Work to complete: Extract all of the data and reproduce it precisely.

Material provided:
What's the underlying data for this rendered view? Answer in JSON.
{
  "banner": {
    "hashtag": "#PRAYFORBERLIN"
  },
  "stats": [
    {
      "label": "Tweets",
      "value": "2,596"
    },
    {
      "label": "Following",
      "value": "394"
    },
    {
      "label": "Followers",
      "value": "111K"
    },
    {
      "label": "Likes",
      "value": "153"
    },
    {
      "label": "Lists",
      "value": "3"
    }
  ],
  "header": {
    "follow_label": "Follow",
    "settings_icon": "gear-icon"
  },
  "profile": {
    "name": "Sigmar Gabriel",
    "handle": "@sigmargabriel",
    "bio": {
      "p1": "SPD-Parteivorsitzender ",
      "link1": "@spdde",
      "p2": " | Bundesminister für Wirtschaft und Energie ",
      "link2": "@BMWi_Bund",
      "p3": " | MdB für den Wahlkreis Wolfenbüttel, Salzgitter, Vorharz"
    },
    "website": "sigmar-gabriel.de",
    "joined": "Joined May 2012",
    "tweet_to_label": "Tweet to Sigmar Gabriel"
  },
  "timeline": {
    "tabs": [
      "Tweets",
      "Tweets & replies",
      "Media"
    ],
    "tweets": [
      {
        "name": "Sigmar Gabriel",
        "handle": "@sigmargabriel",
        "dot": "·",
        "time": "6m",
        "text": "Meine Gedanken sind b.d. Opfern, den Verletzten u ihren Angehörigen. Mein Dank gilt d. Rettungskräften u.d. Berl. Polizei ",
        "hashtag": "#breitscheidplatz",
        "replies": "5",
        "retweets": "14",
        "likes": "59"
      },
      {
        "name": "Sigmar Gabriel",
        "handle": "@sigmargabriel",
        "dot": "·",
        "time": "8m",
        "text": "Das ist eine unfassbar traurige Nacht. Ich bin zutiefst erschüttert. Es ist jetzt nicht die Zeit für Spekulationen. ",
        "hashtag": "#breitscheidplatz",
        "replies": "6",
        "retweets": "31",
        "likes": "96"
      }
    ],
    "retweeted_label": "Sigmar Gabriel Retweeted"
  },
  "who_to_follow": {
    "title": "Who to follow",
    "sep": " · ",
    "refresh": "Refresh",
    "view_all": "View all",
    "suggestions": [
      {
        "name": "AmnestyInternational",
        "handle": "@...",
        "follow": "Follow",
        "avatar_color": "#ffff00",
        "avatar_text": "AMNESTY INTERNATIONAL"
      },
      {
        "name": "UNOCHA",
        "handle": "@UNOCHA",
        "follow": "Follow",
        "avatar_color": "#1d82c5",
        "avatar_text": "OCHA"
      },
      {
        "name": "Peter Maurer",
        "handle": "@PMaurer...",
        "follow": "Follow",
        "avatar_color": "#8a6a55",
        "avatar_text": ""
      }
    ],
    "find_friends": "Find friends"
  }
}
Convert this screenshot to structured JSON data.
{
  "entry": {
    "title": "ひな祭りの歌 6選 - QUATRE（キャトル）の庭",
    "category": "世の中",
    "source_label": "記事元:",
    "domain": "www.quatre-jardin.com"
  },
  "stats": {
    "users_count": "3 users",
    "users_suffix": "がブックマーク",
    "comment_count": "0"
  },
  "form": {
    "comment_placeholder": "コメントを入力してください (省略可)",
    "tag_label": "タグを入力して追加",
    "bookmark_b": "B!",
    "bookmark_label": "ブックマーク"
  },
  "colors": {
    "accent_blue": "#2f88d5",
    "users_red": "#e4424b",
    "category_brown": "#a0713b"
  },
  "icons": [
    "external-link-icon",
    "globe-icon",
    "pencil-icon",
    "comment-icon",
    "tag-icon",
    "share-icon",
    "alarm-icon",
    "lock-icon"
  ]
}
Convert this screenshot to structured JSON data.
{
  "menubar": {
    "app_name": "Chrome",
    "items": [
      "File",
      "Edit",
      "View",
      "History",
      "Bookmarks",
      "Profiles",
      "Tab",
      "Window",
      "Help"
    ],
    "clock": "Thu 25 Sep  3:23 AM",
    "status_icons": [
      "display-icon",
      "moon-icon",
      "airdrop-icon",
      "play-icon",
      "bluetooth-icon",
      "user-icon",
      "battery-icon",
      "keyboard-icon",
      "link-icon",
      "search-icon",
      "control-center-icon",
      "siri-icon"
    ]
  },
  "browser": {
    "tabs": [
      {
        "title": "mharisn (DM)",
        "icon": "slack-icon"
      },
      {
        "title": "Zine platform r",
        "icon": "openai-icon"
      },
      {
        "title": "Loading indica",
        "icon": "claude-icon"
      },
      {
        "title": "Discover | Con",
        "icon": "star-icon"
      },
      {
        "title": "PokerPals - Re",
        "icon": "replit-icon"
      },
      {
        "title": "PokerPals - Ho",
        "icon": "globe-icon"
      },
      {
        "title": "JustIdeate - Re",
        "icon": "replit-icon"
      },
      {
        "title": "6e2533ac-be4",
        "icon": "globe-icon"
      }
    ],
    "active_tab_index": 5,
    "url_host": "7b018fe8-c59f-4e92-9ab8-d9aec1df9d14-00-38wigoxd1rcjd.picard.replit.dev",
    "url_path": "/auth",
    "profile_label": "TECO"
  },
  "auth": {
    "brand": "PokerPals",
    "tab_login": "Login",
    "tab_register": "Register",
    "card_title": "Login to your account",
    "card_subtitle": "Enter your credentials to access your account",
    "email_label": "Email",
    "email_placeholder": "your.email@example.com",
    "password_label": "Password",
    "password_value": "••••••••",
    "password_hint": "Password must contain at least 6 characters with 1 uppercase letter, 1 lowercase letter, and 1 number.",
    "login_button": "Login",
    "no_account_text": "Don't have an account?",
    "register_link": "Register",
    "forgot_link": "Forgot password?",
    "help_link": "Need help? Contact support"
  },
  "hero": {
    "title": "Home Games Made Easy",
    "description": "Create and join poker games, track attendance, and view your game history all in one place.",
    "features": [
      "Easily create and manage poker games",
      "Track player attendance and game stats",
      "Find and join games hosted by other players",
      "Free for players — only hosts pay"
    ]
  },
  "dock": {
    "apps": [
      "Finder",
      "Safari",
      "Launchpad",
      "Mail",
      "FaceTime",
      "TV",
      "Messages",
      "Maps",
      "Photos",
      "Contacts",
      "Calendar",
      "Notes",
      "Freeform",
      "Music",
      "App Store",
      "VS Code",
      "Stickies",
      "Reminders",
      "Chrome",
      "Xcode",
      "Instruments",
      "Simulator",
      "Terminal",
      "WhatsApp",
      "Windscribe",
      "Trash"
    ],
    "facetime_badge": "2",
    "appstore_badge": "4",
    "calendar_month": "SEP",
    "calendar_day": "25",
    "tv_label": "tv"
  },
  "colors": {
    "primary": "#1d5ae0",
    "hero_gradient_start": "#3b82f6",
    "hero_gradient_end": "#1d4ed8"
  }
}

Complete response:
What's the underlying data for this rendered view? Answer in JSON.
{
  "banner": {
    "hashtag": "#PRAYFORBERLIN"
  },
  "stats": [
    {
      "label": "Tweets",
      "value": "2,596"
    },
    {
      "label": "Following",
      "value": "394"
    },
    {
      "label": "Followers",
      "value": "111K"
    },
    {
      "label": "Likes",
      "value": "153"
    },
    {
      "label": "Lists",
      "value": "3"
    }
  ],
  "header": {
    "follow_label": "Follow",
    "settings_icon": "gear-icon"
  },
  "profile": {
    "name": "Sigmar Gabriel",
    "handle": "@sigmargabriel",
    "bio": {
      "p1": "SPD-Parteivorsitzender ",
      "link1": "@spdde",
      "p2": " | Bundesminister für Wirtschaft und Energie ",
      "link2": "@BMWi_Bund",
      "p3": " | MdB für den Wahlkreis Wolfenbüttel, Salzgitter, Vorharz"
    },
    "website": "sigmar-gabriel.de",
    "joined": "Joined May 2012",
    "tweet_to_label": "Tweet to Sigmar Gabriel"
  },
  "timeline": {
    "tabs": [
      "Tweets",
      "Tweets & replies",
      "Media"
    ],
    "tweets": [
      {
        "name": "Sigmar Gabriel",
        "handle": "@sigmargabriel",
        "dot": "·",
        "time": "6m",
        "text": "Meine Gedanken sind b.d. Opfern, den Verletzten u ihren Angehörigen. Mein Dank gilt d. Rettungskräften u.d. Berl. Polizei ",
        "hashtag": "#breitscheidplatz",
        "replies": "5",
        "retweets": "14",
        "likes": "59"
      },
      {
        "name": "Sigmar Gabriel",
        "handle": "@sigmargabriel",
        "dot": "·",
        "time": "8m",
        "text": "Das ist eine unfassbar traurige Nacht. Ich bin zutiefst erschüttert. Es ist jetzt nicht die Zeit für Spekulationen. ",
        "hashtag": "#breitscheidplatz",
        "replies": "6",
        "retweets": "31",
        "likes": "96"
      }
    ],
    "retweeted_label": "Sigmar Gabriel Retweeted"
  },
  "who_to_follow": {
    "title": "Who to follow",
    "sep": " · ",
    "refresh": "Refresh",
    "view_all": "View all",
    "suggestions": [
      {
        "name": "AmnestyInternational",
        "handle": "@...",
        "follow": "Follow",
        "avatar_color": "#ffff00",
        "avatar_text": "AMNESTY INTERNATIONAL"
      },
      {
        "name": "UNOCHA",
        "handle": "@UNOCHA",
        "follow": "Follow",
        "avatar_color": "#1d82c5",
        "avatar_text": "OCHA"
      },
      {
        "name": "Peter Maurer",
        "handle": "@PMaurer...",
        "follow": "Follow",
        "avatar_color": "#8a6a55",
        "avatar_text": ""
      }
    ],
    "find_friends": "Find friends"
  }
}
Convert this screenshot to structured JSON data.
{
  "entry": {
    "title": "ひな祭りの歌 6選 - QUATRE（キャトル）の庭",
    "category": "世の中",
    "source_label": "記事元:",
    "domain": "www.quatre-jardin.com"
  },
  "stats": {
    "users_count": "3 users",
    "users_suffix": "がブックマーク",
    "comment_count": "0"
  },
  "form": {
    "comment_placeholder": "コメントを入力してください (省略可)",
    "tag_label": "タグを入力して追加",
    "bookmark_b": "B!",
    "bookmark_label": "ブックマーク"
  },
  "colors": {
    "accent_blue": "#2f88d5",
    "users_red": "#e4424b",
    "category_brown": "#a0713b"
  },
  "icons": [
    "external-link-icon",
    "globe-icon",
    "pencil-icon",
    "comment-icon",
    "tag-icon",
    "share-icon",
    "alarm-icon",
    "lock-icon"
  ]
}
Convert this screenshot to structured JSON data.
{
  "menubar": {
    "app_name": "Chrome",
    "items": [
      "File",
      "Edit",
      "View",
      "History",
      "Bookmarks",
      "Profiles",
      "Tab",
      "Window",
      "Help"
    ],
    "clock": "Thu 25 Sep  3:23 AM",
    "status_icons": [
      "display-icon",
      "moon-icon",
      "airdrop-icon",
      "play-icon",
      "bluetooth-icon",
      "user-icon",
      "battery-icon",
      "keyboard-icon",
      "link-icon",
      "search-icon",
      "control-center-icon",
      "siri-icon"
    ]
  },
  "browser": {
    "tabs": [
      {
        "title": "mharisn (DM)",
        "icon": "slack-icon"
      },
      {
        "title": "Zine platform r",
        "icon": "openai-icon"
      },
      {
        "title": "Loading indica",
        "icon": "claude-icon"
      },
      {
        "title": "Discover | Con",
        "icon": "star-icon"
      },
      {
        "title": "PokerPals - Re",
        "icon": "replit-icon"
      },
      {
        "title": "PokerPals - Ho",
        "icon": "globe-icon"
      },
      {
        "title": "JustIdeate - Re",
        "icon": "replit-icon"
      },
      {
        "title": "6e2533ac-be4",
        "icon": "globe-icon"
      }
    ],
    "active_tab_index": 5,
    "url_host": "7b018fe8-c59f-4e92-9ab8-d9aec1df9d14-00-38wigoxd1rcjd.picard.replit.dev",
    "url_path": "/auth",
    "profile_label": "TECO"
  },
  "auth": {
    "brand": "PokerPals",
    "tab_login": "Login",
    "tab_register": "Register",
    "card_title": "Login to your account",
    "card_subtitle": "Enter your credentials to access your account",
    "email_label": "Email",
    "email_placeholder": "your.email@example.com",
    "password_label": "Password",
    "password_value": "••••••••",
    "password_hint": "Password must contain at least 6 characters with 1 uppercase letter, 1 lowercase letter, and 1 number.",
    "login_button": "Login",
    "no_account_text": "Don't have an account?",
    "register_link": "Register",
    "forgot_link": "Forgot password?",
    "help_link": "Need help? Contact support"
  },
  "hero": {
    "title": "Home Games Made Easy",
    "description": "Create and join poker games, track attendance, and view your game history all in one place.",
    "features": [
      "Easily create and manage poker games",
      "Track player attendance and game stats",
      "Find and join games hosted by other players",
      "Free for players — only hosts pay"
    ]
  },
  "dock": {
    "apps": [
      "Finder",
      "Safari",
      "Launchpad",
      "Mail",
      "FaceTime",
      "TV",
      "Messages",
      "Maps",
      "Photos",
      "Contacts",
      "Calendar",
      "Notes",
      "Freeform",
      "Music",
      "App Store",
      "VS Code",
      "Stickies",
      "Reminders",
      "Chrome",
      "Xcode",
      "Instruments",
      "Simulator",
      "Terminal",
      "WhatsApp",
      "Windscribe",
      "Trash"
    ],
    "facetime_badge": "2",
    "appstore_badge": "4",
    "calendar_month": "SEP",
    "calendar_day": "25",
    "tv_label": "tv"
  },
  "colors": {
    "primary": "#1d5ae0",
    "hero_gradient_start": "#3b82f6",
    "hero_gradient_end": "#1d4ed8"
  }
}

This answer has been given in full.